## What to produce
Review the lines that follow and copy each one that contains the word "xlabel".

## Dataset rows
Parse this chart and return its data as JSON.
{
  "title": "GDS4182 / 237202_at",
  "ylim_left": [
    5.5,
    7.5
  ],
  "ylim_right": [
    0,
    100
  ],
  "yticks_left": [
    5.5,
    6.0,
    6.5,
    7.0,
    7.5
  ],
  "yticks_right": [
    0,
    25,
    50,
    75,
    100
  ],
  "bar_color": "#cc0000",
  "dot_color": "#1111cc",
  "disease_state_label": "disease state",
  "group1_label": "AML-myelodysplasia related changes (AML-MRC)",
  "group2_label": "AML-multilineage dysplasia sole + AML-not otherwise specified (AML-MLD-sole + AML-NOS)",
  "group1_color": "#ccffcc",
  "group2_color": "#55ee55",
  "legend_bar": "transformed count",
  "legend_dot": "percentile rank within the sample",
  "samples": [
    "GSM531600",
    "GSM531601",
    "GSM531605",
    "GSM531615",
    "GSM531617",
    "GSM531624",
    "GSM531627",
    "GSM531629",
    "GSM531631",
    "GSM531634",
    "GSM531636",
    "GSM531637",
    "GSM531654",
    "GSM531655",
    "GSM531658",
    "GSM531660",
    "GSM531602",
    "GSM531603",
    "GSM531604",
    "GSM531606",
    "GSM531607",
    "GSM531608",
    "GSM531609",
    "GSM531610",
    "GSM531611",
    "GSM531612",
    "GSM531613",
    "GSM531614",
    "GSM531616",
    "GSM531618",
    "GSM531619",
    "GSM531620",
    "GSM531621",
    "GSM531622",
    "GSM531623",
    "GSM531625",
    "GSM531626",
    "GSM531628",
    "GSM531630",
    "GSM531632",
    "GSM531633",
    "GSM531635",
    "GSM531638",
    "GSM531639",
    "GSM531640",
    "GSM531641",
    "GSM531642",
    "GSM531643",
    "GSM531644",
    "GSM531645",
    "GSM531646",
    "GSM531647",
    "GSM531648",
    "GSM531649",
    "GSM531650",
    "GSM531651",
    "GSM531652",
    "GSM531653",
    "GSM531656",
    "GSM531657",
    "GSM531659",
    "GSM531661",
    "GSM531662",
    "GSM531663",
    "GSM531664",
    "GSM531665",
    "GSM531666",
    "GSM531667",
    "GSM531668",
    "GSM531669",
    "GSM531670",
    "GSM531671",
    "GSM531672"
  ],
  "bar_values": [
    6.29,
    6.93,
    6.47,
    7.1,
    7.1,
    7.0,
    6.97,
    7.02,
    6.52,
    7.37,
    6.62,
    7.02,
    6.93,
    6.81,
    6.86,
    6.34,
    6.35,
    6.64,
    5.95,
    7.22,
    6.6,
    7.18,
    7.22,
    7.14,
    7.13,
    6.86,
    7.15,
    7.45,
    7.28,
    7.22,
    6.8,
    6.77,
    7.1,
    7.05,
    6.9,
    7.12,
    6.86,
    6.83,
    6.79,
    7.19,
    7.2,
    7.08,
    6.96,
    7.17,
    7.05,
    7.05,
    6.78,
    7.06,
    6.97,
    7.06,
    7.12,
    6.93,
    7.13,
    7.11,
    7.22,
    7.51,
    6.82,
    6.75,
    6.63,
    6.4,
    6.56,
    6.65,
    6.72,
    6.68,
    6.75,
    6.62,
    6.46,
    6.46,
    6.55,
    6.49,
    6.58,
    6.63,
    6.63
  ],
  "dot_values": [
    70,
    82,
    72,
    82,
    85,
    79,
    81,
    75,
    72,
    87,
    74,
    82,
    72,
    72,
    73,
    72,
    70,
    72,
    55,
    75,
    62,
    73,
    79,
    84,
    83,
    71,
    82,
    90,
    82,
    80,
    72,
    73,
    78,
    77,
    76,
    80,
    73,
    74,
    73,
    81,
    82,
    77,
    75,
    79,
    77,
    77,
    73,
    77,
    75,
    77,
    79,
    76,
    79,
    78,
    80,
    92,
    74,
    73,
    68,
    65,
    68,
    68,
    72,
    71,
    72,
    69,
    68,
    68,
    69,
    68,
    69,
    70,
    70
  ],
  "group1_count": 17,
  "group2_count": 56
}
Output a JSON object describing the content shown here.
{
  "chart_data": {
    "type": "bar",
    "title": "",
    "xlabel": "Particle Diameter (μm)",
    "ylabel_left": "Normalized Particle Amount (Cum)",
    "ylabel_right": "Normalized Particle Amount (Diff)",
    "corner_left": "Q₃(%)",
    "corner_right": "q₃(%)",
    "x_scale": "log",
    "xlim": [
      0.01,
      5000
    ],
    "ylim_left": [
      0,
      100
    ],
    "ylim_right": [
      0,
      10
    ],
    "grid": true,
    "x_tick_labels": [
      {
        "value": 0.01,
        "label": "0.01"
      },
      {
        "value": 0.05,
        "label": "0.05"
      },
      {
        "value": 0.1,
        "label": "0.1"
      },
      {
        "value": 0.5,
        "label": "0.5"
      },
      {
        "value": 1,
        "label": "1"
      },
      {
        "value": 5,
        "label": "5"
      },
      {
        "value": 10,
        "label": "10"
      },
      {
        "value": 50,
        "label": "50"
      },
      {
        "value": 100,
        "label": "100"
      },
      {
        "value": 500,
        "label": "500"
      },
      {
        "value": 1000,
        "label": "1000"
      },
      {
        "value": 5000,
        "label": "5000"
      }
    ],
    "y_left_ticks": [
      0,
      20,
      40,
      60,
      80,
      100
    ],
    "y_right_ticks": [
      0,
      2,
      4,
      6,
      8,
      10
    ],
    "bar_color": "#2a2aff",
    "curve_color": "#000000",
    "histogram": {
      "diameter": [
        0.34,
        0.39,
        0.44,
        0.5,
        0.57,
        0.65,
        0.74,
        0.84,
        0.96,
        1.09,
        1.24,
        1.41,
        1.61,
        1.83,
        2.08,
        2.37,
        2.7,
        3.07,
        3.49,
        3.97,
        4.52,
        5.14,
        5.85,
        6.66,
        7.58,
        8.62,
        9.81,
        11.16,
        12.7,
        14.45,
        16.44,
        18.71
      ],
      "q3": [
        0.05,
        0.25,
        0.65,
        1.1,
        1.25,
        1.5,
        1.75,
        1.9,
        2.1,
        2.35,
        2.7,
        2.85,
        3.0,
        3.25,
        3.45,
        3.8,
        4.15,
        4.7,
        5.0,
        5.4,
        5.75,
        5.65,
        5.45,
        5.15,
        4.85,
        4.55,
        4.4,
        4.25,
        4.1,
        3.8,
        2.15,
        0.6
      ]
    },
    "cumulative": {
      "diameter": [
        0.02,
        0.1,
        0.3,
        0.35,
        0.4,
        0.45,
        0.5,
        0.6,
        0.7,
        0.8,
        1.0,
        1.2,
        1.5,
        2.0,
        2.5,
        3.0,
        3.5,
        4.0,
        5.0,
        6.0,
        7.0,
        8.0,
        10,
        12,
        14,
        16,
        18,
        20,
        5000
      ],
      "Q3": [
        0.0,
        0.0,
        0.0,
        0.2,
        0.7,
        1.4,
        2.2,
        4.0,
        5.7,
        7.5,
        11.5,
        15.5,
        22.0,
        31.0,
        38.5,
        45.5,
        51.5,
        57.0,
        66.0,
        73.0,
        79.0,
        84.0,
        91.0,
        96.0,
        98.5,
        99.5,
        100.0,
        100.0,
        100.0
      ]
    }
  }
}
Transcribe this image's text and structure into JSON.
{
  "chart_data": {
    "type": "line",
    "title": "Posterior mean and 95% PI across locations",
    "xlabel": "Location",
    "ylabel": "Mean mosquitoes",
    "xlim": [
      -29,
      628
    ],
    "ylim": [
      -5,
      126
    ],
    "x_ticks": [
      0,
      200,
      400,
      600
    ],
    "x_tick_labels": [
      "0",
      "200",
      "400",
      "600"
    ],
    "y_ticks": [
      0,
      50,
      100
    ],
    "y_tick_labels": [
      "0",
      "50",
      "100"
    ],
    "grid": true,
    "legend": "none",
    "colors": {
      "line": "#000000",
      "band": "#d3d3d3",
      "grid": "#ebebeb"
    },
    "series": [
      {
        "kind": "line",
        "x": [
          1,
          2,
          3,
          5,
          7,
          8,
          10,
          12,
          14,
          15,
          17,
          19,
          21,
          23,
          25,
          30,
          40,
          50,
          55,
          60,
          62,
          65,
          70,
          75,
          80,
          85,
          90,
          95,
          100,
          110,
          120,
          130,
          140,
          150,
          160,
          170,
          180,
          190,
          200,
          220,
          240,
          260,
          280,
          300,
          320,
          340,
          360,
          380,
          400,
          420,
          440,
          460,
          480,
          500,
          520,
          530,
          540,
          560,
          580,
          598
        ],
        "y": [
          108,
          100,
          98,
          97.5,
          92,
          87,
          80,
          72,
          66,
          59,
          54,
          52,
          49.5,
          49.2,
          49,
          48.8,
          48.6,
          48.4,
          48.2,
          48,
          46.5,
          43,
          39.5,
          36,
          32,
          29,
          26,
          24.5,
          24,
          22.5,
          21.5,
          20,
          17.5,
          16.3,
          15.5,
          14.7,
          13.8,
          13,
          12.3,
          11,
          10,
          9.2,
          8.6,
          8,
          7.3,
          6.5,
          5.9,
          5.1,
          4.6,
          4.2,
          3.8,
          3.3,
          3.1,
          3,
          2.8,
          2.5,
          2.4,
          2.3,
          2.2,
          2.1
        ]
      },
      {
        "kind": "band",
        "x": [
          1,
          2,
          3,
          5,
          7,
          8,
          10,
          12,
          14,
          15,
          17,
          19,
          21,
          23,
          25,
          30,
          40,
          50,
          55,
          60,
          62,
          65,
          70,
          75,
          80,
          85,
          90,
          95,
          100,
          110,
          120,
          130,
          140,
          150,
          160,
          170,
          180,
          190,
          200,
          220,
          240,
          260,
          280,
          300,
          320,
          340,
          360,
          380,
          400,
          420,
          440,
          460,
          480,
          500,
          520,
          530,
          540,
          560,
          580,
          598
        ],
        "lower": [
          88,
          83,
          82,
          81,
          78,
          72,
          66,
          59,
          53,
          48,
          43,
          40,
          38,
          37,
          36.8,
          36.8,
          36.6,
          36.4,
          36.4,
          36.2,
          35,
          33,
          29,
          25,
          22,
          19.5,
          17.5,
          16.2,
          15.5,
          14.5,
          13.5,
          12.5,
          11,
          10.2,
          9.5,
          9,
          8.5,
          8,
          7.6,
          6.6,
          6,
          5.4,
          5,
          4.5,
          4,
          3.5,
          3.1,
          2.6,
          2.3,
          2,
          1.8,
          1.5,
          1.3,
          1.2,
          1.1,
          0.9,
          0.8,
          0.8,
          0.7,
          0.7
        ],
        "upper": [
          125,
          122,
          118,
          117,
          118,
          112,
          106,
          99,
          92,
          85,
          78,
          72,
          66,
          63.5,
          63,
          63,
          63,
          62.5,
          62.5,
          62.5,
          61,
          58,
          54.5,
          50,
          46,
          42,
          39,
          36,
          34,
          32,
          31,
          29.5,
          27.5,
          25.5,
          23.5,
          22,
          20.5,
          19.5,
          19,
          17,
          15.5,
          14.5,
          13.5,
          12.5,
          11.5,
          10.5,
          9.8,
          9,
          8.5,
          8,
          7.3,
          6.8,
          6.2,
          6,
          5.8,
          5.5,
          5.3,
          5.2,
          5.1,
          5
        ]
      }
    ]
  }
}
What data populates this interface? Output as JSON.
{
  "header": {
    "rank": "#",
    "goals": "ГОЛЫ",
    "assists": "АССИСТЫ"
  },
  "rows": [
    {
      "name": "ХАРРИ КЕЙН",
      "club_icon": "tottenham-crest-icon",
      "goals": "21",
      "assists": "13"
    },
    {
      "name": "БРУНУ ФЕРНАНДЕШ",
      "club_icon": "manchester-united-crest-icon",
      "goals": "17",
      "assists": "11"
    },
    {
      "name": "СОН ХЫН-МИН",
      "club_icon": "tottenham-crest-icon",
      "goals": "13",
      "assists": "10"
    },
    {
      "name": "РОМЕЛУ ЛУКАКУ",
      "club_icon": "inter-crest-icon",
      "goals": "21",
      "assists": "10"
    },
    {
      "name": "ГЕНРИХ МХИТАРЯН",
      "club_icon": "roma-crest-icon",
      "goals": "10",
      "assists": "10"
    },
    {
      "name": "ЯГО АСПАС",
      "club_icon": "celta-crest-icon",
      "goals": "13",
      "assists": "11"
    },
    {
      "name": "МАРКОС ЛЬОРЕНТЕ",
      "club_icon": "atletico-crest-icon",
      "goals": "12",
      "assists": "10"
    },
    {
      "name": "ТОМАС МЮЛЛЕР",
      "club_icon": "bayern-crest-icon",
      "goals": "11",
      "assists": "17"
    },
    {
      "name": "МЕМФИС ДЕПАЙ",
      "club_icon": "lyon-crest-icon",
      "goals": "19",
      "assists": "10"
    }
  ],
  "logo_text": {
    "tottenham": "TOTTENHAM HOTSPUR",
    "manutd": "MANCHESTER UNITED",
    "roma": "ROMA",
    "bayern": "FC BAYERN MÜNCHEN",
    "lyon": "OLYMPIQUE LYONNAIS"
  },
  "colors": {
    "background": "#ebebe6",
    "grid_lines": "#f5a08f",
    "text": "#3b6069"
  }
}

## Task solution
    "xlabel": "Particle Diameter (μm)",
    "xlabel": "Location",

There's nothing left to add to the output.